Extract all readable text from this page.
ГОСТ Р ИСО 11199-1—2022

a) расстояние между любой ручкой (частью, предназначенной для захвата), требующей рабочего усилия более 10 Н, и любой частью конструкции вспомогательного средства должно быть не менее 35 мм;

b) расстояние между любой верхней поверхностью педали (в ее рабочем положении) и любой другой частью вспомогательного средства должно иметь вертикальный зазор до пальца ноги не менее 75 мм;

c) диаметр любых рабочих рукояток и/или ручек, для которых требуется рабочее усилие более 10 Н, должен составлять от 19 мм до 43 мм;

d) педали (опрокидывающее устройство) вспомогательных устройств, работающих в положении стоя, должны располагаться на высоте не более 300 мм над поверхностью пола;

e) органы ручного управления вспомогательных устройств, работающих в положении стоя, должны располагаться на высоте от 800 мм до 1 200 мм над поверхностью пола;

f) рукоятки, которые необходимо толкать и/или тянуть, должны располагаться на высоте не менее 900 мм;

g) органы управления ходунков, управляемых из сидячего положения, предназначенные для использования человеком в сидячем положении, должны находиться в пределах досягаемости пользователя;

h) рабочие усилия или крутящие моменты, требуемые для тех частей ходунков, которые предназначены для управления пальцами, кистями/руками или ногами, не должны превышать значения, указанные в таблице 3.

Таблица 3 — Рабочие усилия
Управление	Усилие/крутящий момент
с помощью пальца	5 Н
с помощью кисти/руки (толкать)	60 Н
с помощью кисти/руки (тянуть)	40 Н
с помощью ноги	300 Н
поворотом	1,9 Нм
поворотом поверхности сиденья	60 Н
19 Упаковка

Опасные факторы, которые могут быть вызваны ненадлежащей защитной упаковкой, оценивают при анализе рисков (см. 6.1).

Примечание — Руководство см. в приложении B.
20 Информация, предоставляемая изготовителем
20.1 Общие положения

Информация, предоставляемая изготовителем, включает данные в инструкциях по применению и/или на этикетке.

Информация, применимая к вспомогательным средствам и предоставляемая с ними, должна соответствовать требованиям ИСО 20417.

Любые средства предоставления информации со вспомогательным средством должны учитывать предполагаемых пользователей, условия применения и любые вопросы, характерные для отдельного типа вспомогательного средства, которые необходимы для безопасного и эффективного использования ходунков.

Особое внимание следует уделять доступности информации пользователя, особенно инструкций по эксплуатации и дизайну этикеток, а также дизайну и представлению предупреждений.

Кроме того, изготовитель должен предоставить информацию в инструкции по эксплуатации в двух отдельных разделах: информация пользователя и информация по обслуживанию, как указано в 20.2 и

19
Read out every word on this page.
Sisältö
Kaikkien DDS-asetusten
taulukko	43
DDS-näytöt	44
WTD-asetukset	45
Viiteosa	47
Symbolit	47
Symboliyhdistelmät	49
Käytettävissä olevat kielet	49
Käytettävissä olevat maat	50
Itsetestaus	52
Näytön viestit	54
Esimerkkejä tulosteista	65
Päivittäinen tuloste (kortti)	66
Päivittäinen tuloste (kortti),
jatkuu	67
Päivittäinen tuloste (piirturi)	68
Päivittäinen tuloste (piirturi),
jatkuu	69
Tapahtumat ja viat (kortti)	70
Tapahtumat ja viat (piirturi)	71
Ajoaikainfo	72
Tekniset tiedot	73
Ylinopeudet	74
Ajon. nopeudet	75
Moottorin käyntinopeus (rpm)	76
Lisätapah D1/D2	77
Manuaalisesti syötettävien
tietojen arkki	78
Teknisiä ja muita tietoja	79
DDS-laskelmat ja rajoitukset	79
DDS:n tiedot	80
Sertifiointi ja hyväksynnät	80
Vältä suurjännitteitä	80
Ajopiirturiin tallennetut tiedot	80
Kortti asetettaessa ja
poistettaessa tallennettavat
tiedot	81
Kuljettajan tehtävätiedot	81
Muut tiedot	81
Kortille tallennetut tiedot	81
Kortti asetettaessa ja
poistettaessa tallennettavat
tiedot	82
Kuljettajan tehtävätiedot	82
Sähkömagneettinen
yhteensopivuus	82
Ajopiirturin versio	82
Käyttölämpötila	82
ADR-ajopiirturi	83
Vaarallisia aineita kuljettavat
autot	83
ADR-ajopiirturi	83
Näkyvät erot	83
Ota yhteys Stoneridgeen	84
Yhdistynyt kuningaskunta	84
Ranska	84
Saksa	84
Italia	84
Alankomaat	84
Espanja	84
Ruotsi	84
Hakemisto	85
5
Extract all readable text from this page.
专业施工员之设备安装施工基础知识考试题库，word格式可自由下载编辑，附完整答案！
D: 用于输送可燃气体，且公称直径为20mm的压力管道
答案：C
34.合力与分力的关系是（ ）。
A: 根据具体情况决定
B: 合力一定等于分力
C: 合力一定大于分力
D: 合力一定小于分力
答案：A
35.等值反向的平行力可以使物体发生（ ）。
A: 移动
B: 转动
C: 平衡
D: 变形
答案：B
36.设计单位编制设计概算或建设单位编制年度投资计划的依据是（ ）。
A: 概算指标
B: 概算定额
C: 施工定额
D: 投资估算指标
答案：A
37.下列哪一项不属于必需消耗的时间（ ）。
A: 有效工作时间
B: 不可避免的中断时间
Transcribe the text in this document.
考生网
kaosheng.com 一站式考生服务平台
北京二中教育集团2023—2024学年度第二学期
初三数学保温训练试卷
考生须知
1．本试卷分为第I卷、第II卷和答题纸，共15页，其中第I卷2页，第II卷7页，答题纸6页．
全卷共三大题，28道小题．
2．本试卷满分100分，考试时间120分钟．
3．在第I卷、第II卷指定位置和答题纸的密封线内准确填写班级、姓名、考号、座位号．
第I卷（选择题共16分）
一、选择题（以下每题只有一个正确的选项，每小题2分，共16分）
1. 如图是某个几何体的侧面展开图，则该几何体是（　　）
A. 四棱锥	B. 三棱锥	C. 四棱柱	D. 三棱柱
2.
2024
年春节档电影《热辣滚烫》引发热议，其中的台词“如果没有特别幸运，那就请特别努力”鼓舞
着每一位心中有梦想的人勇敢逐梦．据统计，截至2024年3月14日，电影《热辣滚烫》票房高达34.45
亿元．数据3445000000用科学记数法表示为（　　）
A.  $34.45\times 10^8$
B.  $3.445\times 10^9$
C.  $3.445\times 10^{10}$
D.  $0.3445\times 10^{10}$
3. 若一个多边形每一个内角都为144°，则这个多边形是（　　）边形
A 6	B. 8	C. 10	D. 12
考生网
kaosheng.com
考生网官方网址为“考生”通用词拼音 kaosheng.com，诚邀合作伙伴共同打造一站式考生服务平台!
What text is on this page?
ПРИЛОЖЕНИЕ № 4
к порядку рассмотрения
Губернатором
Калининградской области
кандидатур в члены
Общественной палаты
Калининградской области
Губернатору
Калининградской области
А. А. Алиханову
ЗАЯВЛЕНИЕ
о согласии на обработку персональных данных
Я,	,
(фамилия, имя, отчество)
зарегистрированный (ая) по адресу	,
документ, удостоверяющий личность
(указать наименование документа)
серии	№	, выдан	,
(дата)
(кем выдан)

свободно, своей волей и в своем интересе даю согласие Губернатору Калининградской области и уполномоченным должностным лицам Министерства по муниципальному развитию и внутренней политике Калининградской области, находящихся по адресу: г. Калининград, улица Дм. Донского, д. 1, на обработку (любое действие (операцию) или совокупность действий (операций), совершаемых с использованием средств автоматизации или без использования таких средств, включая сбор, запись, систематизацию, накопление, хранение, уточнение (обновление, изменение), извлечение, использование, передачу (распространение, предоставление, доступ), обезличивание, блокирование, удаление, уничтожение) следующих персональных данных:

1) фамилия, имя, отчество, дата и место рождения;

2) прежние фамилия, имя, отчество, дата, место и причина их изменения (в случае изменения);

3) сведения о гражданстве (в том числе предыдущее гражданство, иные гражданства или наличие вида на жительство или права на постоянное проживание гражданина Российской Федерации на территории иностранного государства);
════════
## Written request
Output all of the data again. Match it exactly.

## Correct output
Extract all readable text from this page.
ГОСТ Р ИСО 11199-1—2022

a) расстояние между любой ручкой (частью, предназначенной для захвата), требующей рабочего усилия более 10 Н, и любой частью конструкции вспомогательного средства должно быть не менее 35 мм;

b) расстояние между любой верхней поверхностью педали (в ее рабочем положении) и любой другой частью вспомогательного средства должно иметь вертикальный зазор до пальца ноги не менее 75 мм;

c) диаметр любых рабочих рукояток и/или ручек, для которых требуется рабочее усилие более 10 Н, должен составлять от 19 мм до 43 мм;

d) педали (опрокидывающее устройство) вспомогательных устройств, работающих в положении стоя, должны располагаться на высоте не более 300 мм над поверхностью пола;

e) органы ручного управления вспомогательных устройств, работающих в положении стоя, должны располагаться на высоте от 800 мм до 1 200 мм над поверхностью пола;

f) рукоятки, которые необходимо толкать и/или тянуть, должны располагаться на высоте не менее 900 мм;

g) органы управления ходунков, управляемых из сидячего положения, предназначенные для использования человеком в сидячем положении, должны находиться в пределах досягаемости пользователя;

h) рабочие усилия или крутящие моменты, требуемые для тех частей ходунков, которые предназначены для управления пальцами, кистями/руками или ногами, не должны превышать значения, указанные в таблице 3.

Таблица 3 — Рабочие усилия
Управление	Усилие/крутящий момент
с помощью пальца	5 Н
с помощью кисти/руки (толкать)	60 Н
с помощью кисти/руки (тянуть)	40 Н
с помощью ноги	300 Н
поворотом	1,9 Нм
поворотом поверхности сиденья	60 Н
19 Упаковка

Опасные факторы, которые могут быть вызваны ненадлежащей защитной упаковкой, оценивают при анализе рисков (см. 6.1).

Примечание — Руководство см. в приложении B.
20 Информация, предоставляемая изготовителем
20.1 Общие положения

Информация, предоставляемая изготовителем, включает данные в инструкциях по применению и/или на этикетке.

Информация, применимая к вспомогательным средствам и предоставляемая с ними, должна соответствовать требованиям ИСО 20417.

Любые средства предоставления информации со вспомогательным средством должны учитывать предполагаемых пользователей, условия применения и любые вопросы, характерные для отдельного типа вспомогательного средства, которые необходимы для безопасного и эффективного использования ходунков.

Особое внимание следует уделять доступности информации пользователя, особенно инструкций по эксплуатации и дизайну этикеток, а также дизайну и представлению предупреждений.

Кроме того, изготовитель должен предоставить информацию в инструкции по эксплуатации в двух отдельных разделах: информация пользователя и информация по обслуживанию, как указано в 20.2 и

19
Read out every word on this page.
Sisältö
Kaikkien DDS-asetusten
taulukko	43
DDS-näytöt	44
WTD-asetukset	45
Viiteosa	47
Symbolit	47
Symboliyhdistelmät	49
Käytettävissä olevat kielet	49
Käytettävissä olevat maat	50
Itsetestaus	52
Näytön viestit	54
Esimerkkejä tulosteista	65
Päivittäinen tuloste (kortti)	66
Päivittäinen tuloste (kortti),
jatkuu	67
Päivittäinen tuloste (piirturi)	68
Päivittäinen tuloste (piirturi),
jatkuu	69
Tapahtumat ja viat (kortti)	70
Tapahtumat ja viat (piirturi)	71
Ajoaikainfo	72
Tekniset tiedot	73
Ylinopeudet	74
Ajon. nopeudet	75
Moottorin käyntinopeus (rpm)	76
Lisätapah D1/D2	77
Manuaalisesti syötettävien
tietojen arkki	78
Teknisiä ja muita tietoja	79
DDS-laskelmat ja rajoitukset	79
DDS:n tiedot	80
Sertifiointi ja hyväksynnät	80
Vältä suurjännitteitä	80
Ajopiirturiin tallennetut tiedot	80
Kortti asetettaessa ja
poistettaessa tallennettavat
tiedot	81
Kuljettajan tehtävätiedot	81
Muut tiedot	81
Kortille tallennetut tiedot	81
Kortti asetettaessa ja
poistettaessa tallennettavat
tiedot	82
Kuljettajan tehtävätiedot	82
Sähkömagneettinen
yhteensopivuus	82
Ajopiirturin versio	82
Käyttölämpötila	82
ADR-ajopiirturi	83
Vaarallisia aineita kuljettavat
autot	83
ADR-ajopiirturi	83
Näkyvät erot	83
Ota yhteys Stoneridgeen	84
Yhdistynyt kuningaskunta	84
Ranska	84
Saksa	84
Italia	84
Alankomaat	84
Espanja	84
Ruotsi	84
Hakemisto	85
5
Extract all readable text from this page.
专业施工员之设备安装施工基础知识考试题库，word格式可自由下载编辑，附完整答案！
D: 用于输送可燃气体，且公称直径为20mm的压力管道
答案：C
34.合力与分力的关系是（ ）。
A: 根据具体情况决定
B: 合力一定等于分力
C: 合力一定大于分力
D: 合力一定小于分力
答案：A
35.等值反向的平行力可以使物体发生（ ）。
A: 移动
B: 转动
C: 平衡
D: 变形
答案：B
36.设计单位编制设计概算或建设单位编制年度投资计划的依据是（ ）。
A: 概算指标
B: 概算定额
C: 施工定额
D: 投资估算指标
答案：A
37.下列哪一项不属于必需消耗的时间（ ）。
A: 有效工作时间
B: 不可避免的中断时间
Transcribe the text in this document.
考生网
kaosheng.com 一站式考生服务平台
北京二中教育集团2023—2024学年度第二学期
初三数学保温训练试卷
考生须知
1．本试卷分为第I卷、第II卷和答题纸，共15页，其中第I卷2页，第II卷7页，答题纸6页．
全卷共三大题，28道小题．
2．本试卷满分100分，考试时间120分钟．
3．在第I卷、第II卷指定位置和答题纸的密封线内准确填写班级、姓名、考号、座位号．
第I卷（选择题共16分）
一、选择题（以下每题只有一个正确的选项，每小题2分，共16分）
1. 如图是某个几何体的侧面展开图，则该几何体是（　　）
A. 四棱锥	B. 三棱锥	C. 四棱柱	D. 三棱柱
2.
2024
年春节档电影《热辣滚烫》引发热议，其中的台词“如果没有特别幸运，那就请特别努力”鼓舞
着每一位心中有梦想的人勇敢逐梦．据统计，截至2024年3月14日，电影《热辣滚烫》票房高达34.45
亿元．数据3445000000用科学记数法表示为（　　）
A.  $34.45\times 10^8$
B.  $3.445\times 10^9$
C.  $3.445\times 10^{10}$
D.  $0.3445\times 10^{10}$
3. 若一个多边形每一个内角都为144°，则这个多边形是（　　）边形
A 6	B. 8	C. 10	D. 12
考生网
kaosheng.com
考生网官方网址为“考生”通用词拼音 kaosheng.com，诚邀合作伙伴共同打造一站式考生服务平台!
What text is on this page?
ПРИЛОЖЕНИЕ № 4
к порядку рассмотрения
Губернатором
Калининградской области
кандидатур в члены
Общественной палаты
Калининградской области
Губернатору
Калининградской области
А. А. Алиханову
ЗАЯВЛЕНИЕ
о согласии на обработку персональных данных
Я,	,
(фамилия, имя, отчество)
зарегистрированный (ая) по адресу	,
документ, удостоверяющий личность
(указать наименование документа)
серии	№	, выдан	,
(дата)
(кем выдан)

свободно, своей волей и в своем интересе даю согласие Губернатору Калининградской области и уполномоченным должностным лицам Министерства по муниципальному развитию и внутренней политике Калининградской области, находящихся по адресу: г. Калининград, улица Дм. Донского, д. 1, на обработку (любое действие (операцию) или совокупность действий (операций), совершаемых с использованием средств автоматизации или без использования таких средств, включая сбор, запись, систематизацию, накопление, хранение, уточнение (обновление, изменение), извлечение, использование, передачу (распространение, предоставление, доступ), обезличивание, блокирование, удаление, уничтожение) следующих персональных данных:

1) фамилия, имя, отчество, дата и место рождения;

2) прежние фамилия, имя, отчество, дата, место и причина их изменения (в случае изменения);

3) сведения о гражданстве (в том числе предыдущее гражданство, иные гражданства или наличие вида на жительство или права на постоянное проживание гражданина Российской Федерации на территории иностранного государства);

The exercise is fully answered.